#### What you are asked to do
Return all of the entries word for word, but omit the pictures they contain.

#### Rows
+ + +
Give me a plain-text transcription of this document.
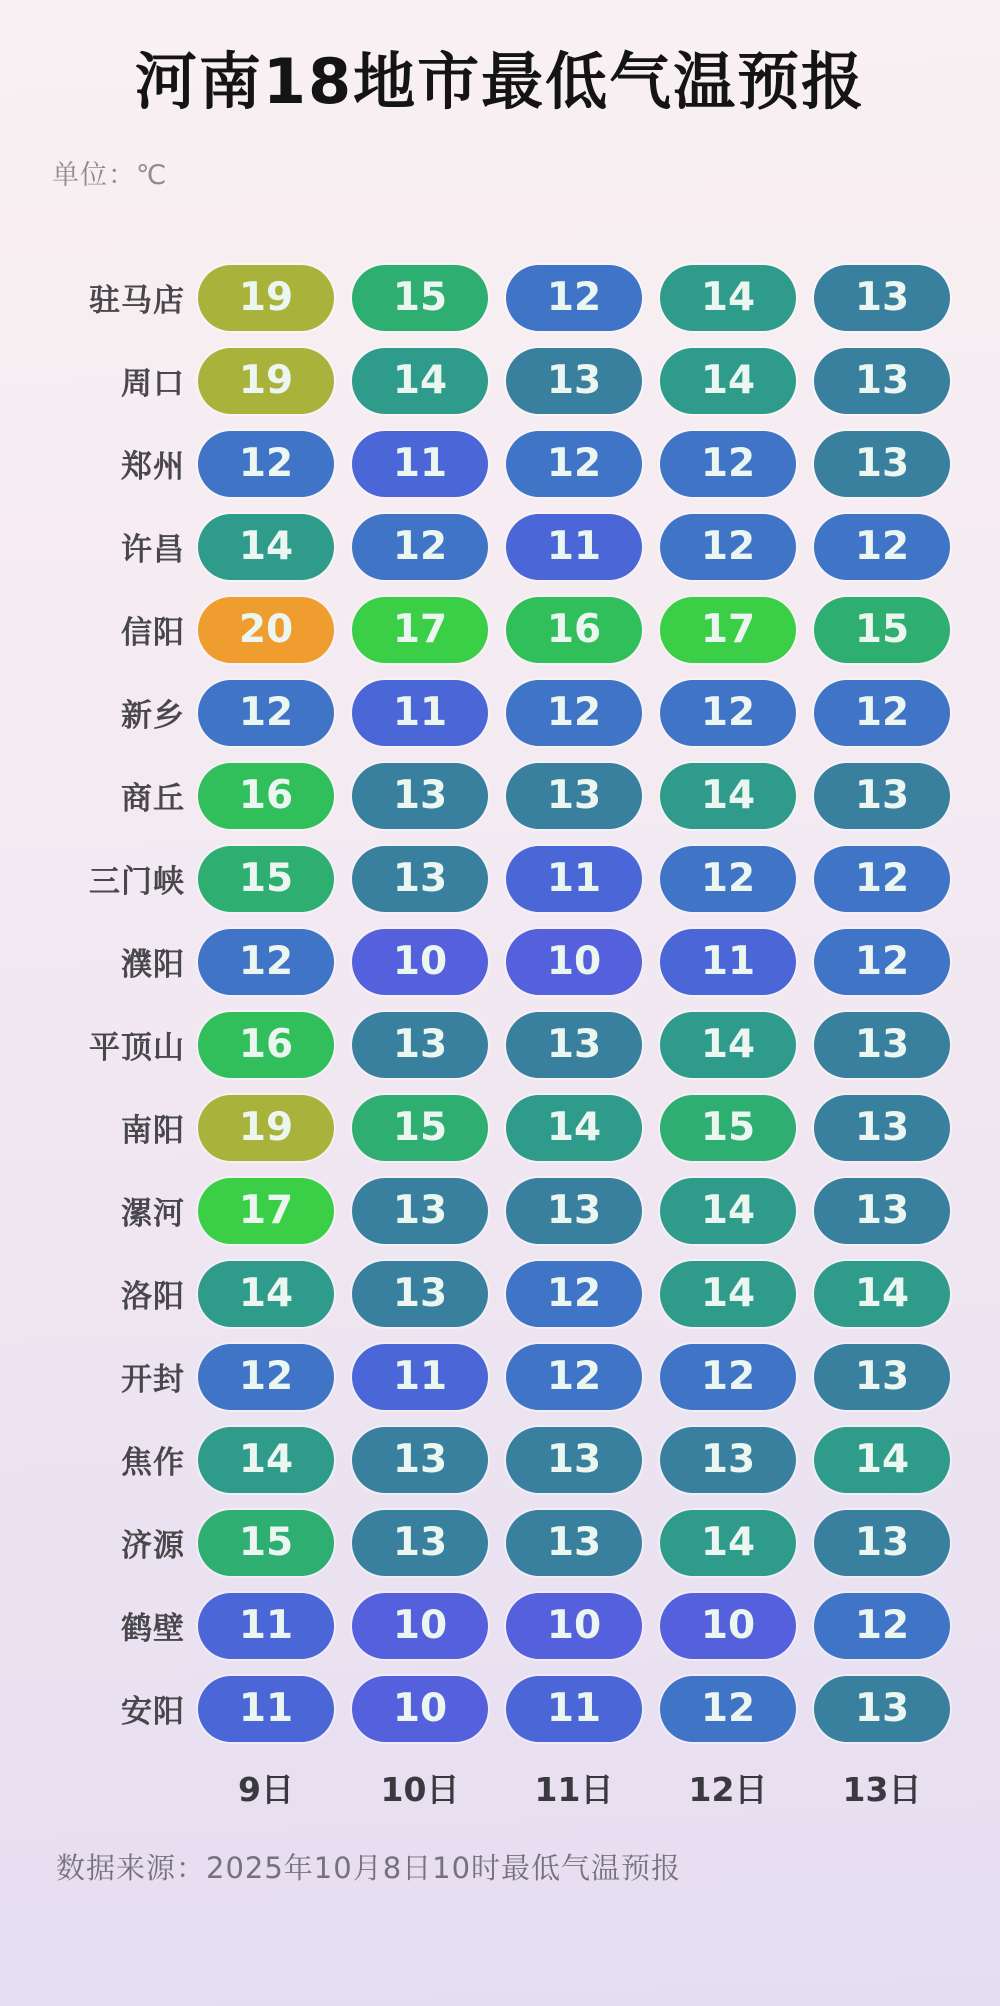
河南18地市最低气温预报
单位：℃
驻马店	19	15	12	14	13
周口	19	14	13	14	13
郑州	12	11	12	12	13
许昌	14	12	11	12	12
信阳	20	17	16	17	15
新乡	12	11	12	12	12
商丘	16	13	13	14	13
三门峡	15	13	11	12	12
濮阳	12	10	10	11	12
平顶山	16	13	13	14	13
南阳	19	15	14	15	13
漯河	17	13	13	14	13
洛阳	14	13	12	14	14
开封	12	11	12	12	13
焦作	14	13	13	13	14
济源	15	13	13	14	13
鹤壁	11	10	10	10	12
安阳	11	10	11	12	13
9日	10日	11日	12日	13日
数据来源：2025年10月8日10时最低气温预报
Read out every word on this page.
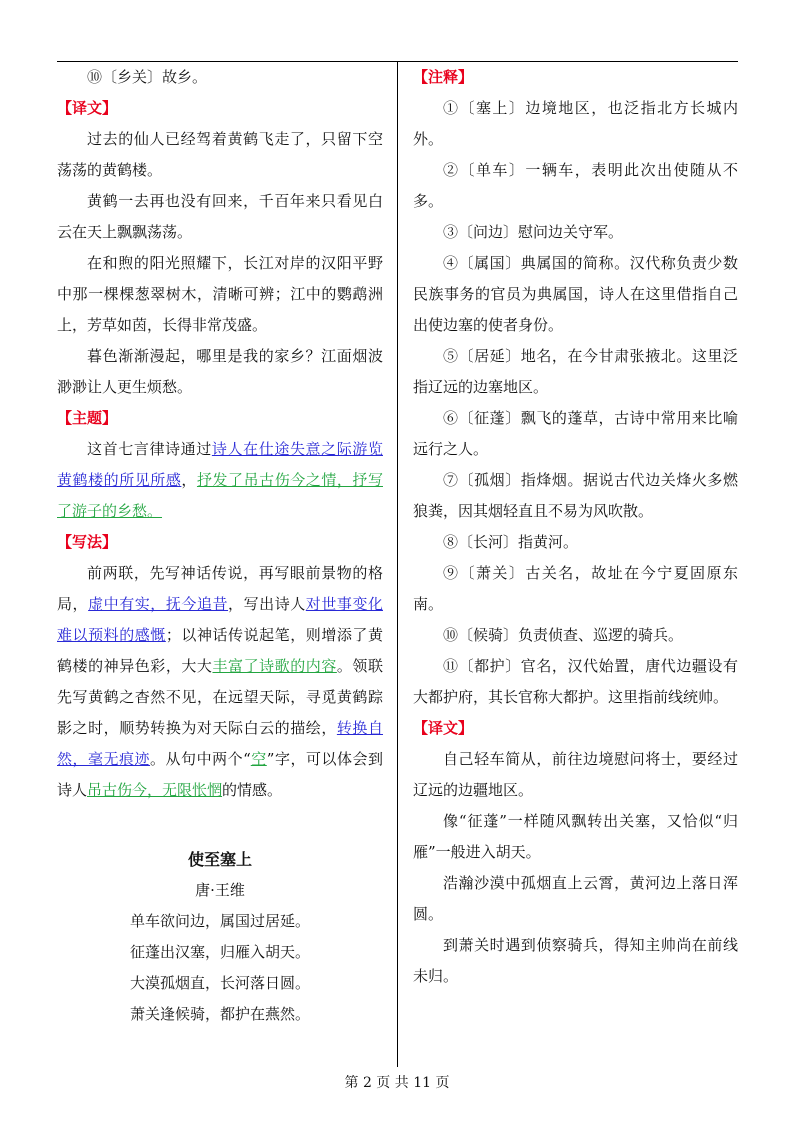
⑩〔乡关〕故乡。

【译文】

过去的仙人已经驾着黄鹤飞走了，只留下空荡荡的黄鹤楼。

黄鹤一去再也没有回来，千百年来只看见白云在天上飘飘荡荡。

在和煦的阳光照耀下，长江对岸的汉阳平野中那一棵棵葱翠树木，清晰可辨；江中的鹦鹉洲上，芳草如茵，长得非常茂盛。

暮色渐渐漫起，哪里是我的家乡？江面烟波渺渺让人更生烦愁。

【主题】

这首七言律诗通过诗人在仕途失意之际游览黄鹤楼的所见所感，抒发了吊古伤今之情，抒写了游子的乡愁。

【写法】

前两联，先写神话传说，再写眼前景物的格局，虚中有实，抚今追昔，写出诗人对世事变化难以预料的感慨；以神话传说起笔，则增添了黄鹤楼的神异色彩，大大丰富了诗歌的内容。领联先写黄鹤之杳然不见，在远望天际，寻觅黄鹤踪影之时，顺势转换为对天际白云的描绘，转换自然，毫无痕迹。从句中两个“空”字，可以体会到诗人吊古伤今，无限怅惘的情感。

使至塞上

唐·王维

单车欲问边，属国过居延。

征蓬出汉塞，归雁入胡天。

大漠孤烟直，长河落日圆。

萧关逢候骑，都护在燕然。

【注释】

①〔塞上〕边境地区，也泛指北方长城内外。

②〔单车〕一辆车，表明此次出使随从不多。

③〔问边〕慰问边关守军。

④〔属国〕典属国的简称。汉代称负责少数民族事务的官员为典属国，诗人在这里借指自己出使边塞的使者身份。

⑤〔居延〕地名，在今甘肃张掖北。这里泛指辽远的边塞地区。

⑥〔征蓬〕飘飞的蓬草，古诗中常用来比喻远行之人。

⑦〔孤烟〕指烽烟。据说古代边关烽火多燃狼粪，因其烟轻直且不易为风吹散。

⑧〔长河〕指黄河。

⑨〔萧关〕古关名，故址在今宁夏固原东南。

⑩〔候骑〕负责侦查、巡逻的骑兵。

⑪〔都护〕官名，汉代始置，唐代边疆设有大都护府，其长官称大都护。这里指前线统帅。

【译文】

自己轻车简从，前往边境慰问将士，要经过辽远的边疆地区。

像“征蓬”一样随风飘转出关塞，又恰似“归雁”一般进入胡天。

浩瀚沙漠中孤烟直上云霄，黄河边上落日浑圆。

到萧关时遇到侦察骑兵，得知主帅尚在前线未归。

第 2 页 共 11 页
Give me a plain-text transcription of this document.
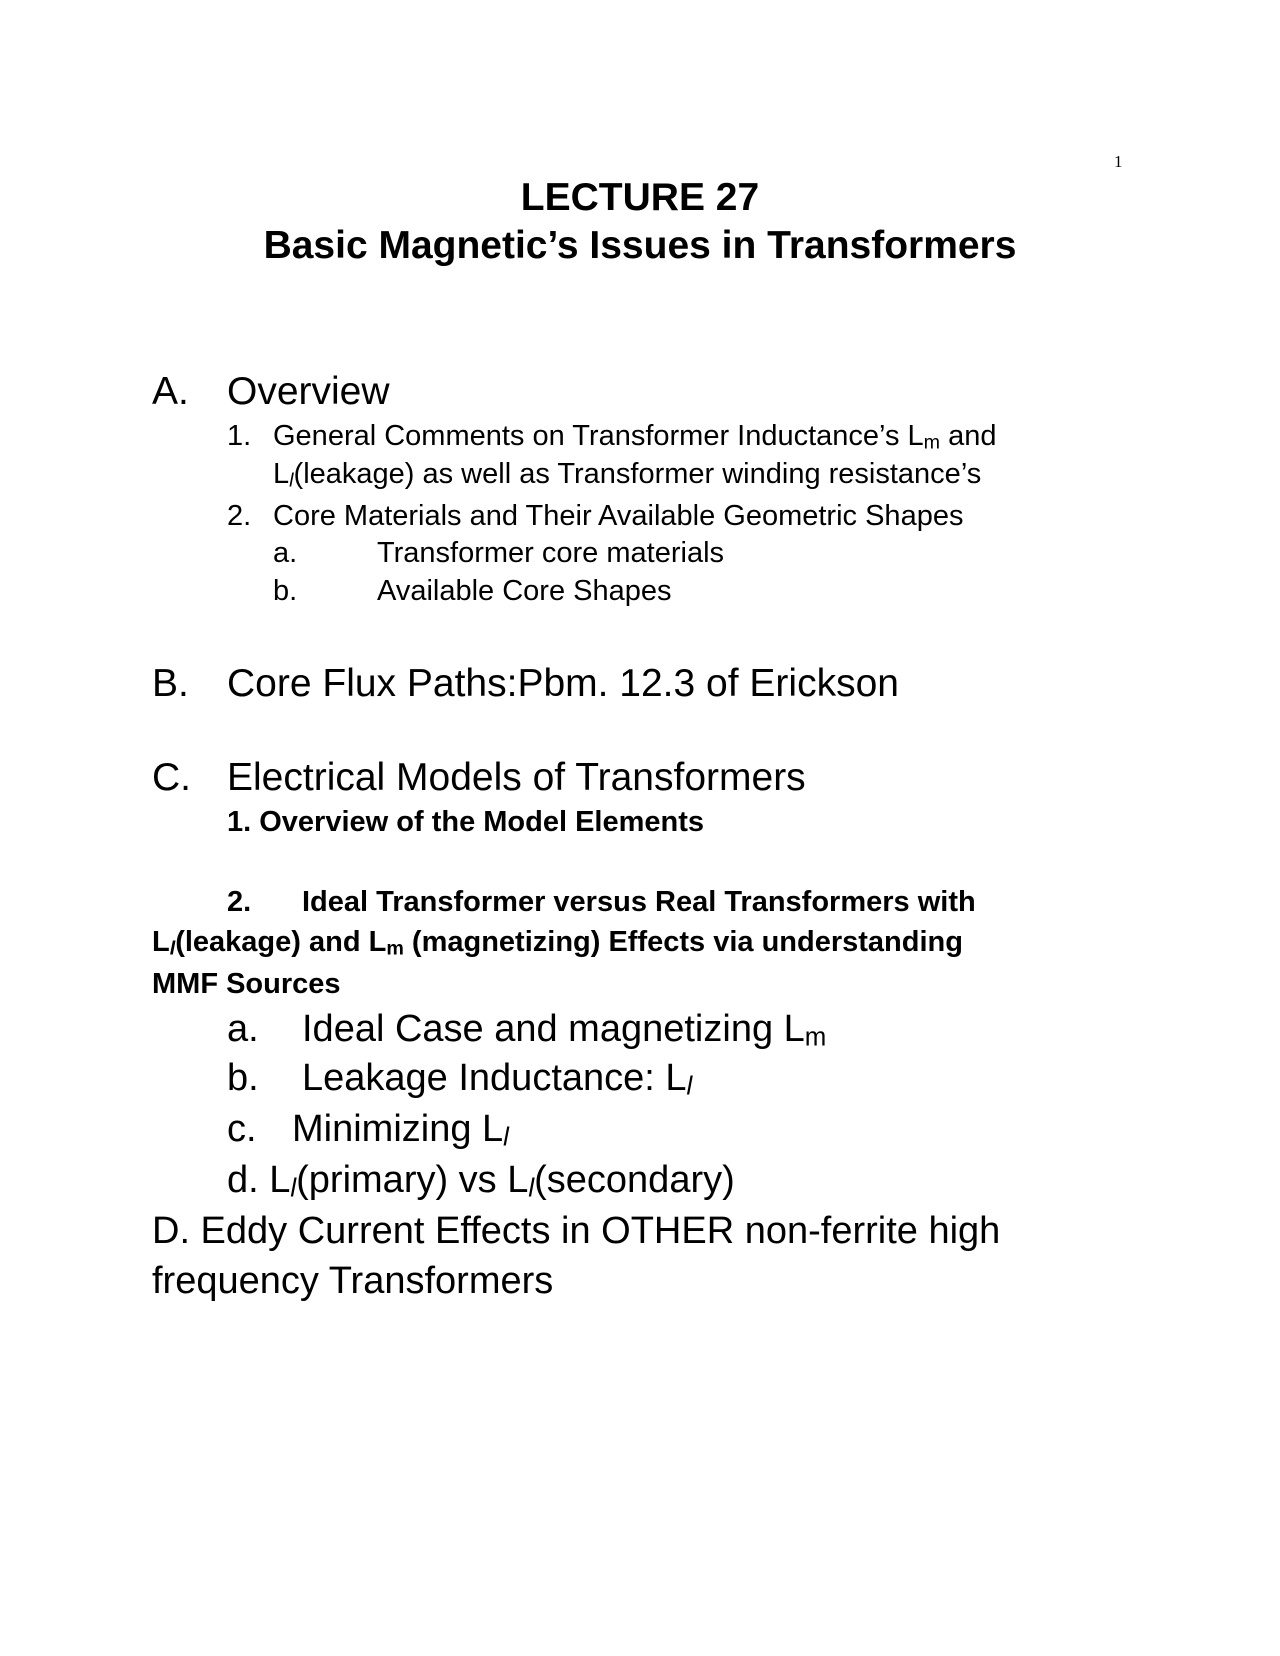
1
LECTURE 27
Basic Magnetic’s Issues in Transformers
A. Overview
1. General Comments on Transformer Inductance’s $L_m$ and
$L_l(leakage)$ as well as Transformer winding resistance’s
2. Core Materials and Their Available Geometric Shapes
a.	Transformer core materials
b.	Available Core Shapes
B. Core Flux Paths:Pbm. 12.3 of Erickson
C. Electrical Models of Transformers
1. Overview of the Model Elements
2. Ideal Transformer versus Real Transformers with
$L_l(leakage)$ and $L_m$ (magnetizing) Effects via understanding
MMF Sources
a. Ideal Case and magnetizing $L_m$
b. Leakage Inductance: $L_l$
c. Minimizing $L_l$
d. $L_l(primary)$ vs $L_l(secondary)$
D. Eddy Current Effects in OTHER non-ferrite high
frequency Transformers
+ + +
#### Reply to the task
Give me a plain-text transcription of this document.
河南18地市最低气温预报
单位：℃
驻马店	19	15	12	14	13
周口	19	14	13	14	13
郑州	12	11	12	12	13
许昌	14	12	11	12	12
信阳	20	17	16	17	15
新乡	12	11	12	12	12
商丘	16	13	13	14	13
三门峡	15	13	11	12	12
濮阳	12	10	10	11	12
平顶山	16	13	13	14	13
南阳	19	15	14	15	13
漯河	17	13	13	14	13
洛阳	14	13	12	14	14
开封	12	11	12	12	13
焦作	14	13	13	13	14
济源	15	13	13	14	13
鹤壁	11	10	10	10	12
安阳	11	10	11	12	13
9日	10日	11日	12日	13日
数据来源：2025年10月8日10时最低气温预报
Read out every word on this page.
⑩〔乡关〕故乡。

【译文】

过去的仙人已经驾着黄鹤飞走了，只留下空荡荡的黄鹤楼。

黄鹤一去再也没有回来，千百年来只看见白云在天上飘飘荡荡。

在和煦的阳光照耀下，长江对岸的汉阳平野中那一棵棵葱翠树木，清晰可辨；江中的鹦鹉洲上，芳草如茵，长得非常茂盛。

暮色渐渐漫起，哪里是我的家乡？江面烟波渺渺让人更生烦愁。

【主题】

这首七言律诗通过诗人在仕途失意之际游览黄鹤楼的所见所感，抒发了吊古伤今之情，抒写了游子的乡愁。

【写法】

前两联，先写神话传说，再写眼前景物的格局，虚中有实，抚今追昔，写出诗人对世事变化难以预料的感慨；以神话传说起笔，则增添了黄鹤楼的神异色彩，大大丰富了诗歌的内容。领联先写黄鹤之杳然不见，在远望天际，寻觅黄鹤踪影之时，顺势转换为对天际白云的描绘，转换自然，毫无痕迹。从句中两个“空”字，可以体会到诗人吊古伤今，无限怅惘的情感。

使至塞上

唐·王维

单车欲问边，属国过居延。

征蓬出汉塞，归雁入胡天。

大漠孤烟直，长河落日圆。

萧关逢候骑，都护在燕然。

【注释】

①〔塞上〕边境地区，也泛指北方长城内外。

②〔单车〕一辆车，表明此次出使随从不多。

③〔问边〕慰问边关守军。

④〔属国〕典属国的简称。汉代称负责少数民族事务的官员为典属国，诗人在这里借指自己出使边塞的使者身份。

⑤〔居延〕地名，在今甘肃张掖北。这里泛指辽远的边塞地区。

⑥〔征蓬〕飘飞的蓬草，古诗中常用来比喻远行之人。

⑦〔孤烟〕指烽烟。据说古代边关烽火多燃狼粪，因其烟轻直且不易为风吹散。

⑧〔长河〕指黄河。

⑨〔萧关〕古关名，故址在今宁夏固原东南。

⑩〔候骑〕负责侦查、巡逻的骑兵。

⑪〔都护〕官名，汉代始置，唐代边疆设有大都护府，其长官称大都护。这里指前线统帅。

【译文】

自己轻车简从，前往边境慰问将士，要经过辽远的边疆地区。

像“征蓬”一样随风飘转出关塞，又恰似“归雁”一般进入胡天。

浩瀚沙漠中孤烟直上云霄，黄河边上落日浑圆。

到萧关时遇到侦察骑兵，得知主帅尚在前线未归。

第 2 页 共 11 页
Give me a plain-text transcription of this document.
1
LECTURE 27
Basic Magnetic’s Issues in Transformers
A. Overview
1. General Comments on Transformer Inductance’s $L_m$ and
$L_l(leakage)$ as well as Transformer winding resistance’s
2. Core Materials and Their Available Geometric Shapes
a.	Transformer core materials
b.	Available Core Shapes
B. Core Flux Paths:Pbm. 12.3 of Erickson
C. Electrical Models of Transformers
1. Overview of the Model Elements
2. Ideal Transformer versus Real Transformers with
$L_l(leakage)$ and $L_m$ (magnetizing) Effects via understanding
MMF Sources
a. Ideal Case and magnetizing $L_m$
b. Leakage Inductance: $L_l$
c. Minimizing $L_l$
d. $L_l(primary)$ vs $L_l(secondary)$
D. Eddy Current Effects in OTHER non-ferrite high
frequency Transformers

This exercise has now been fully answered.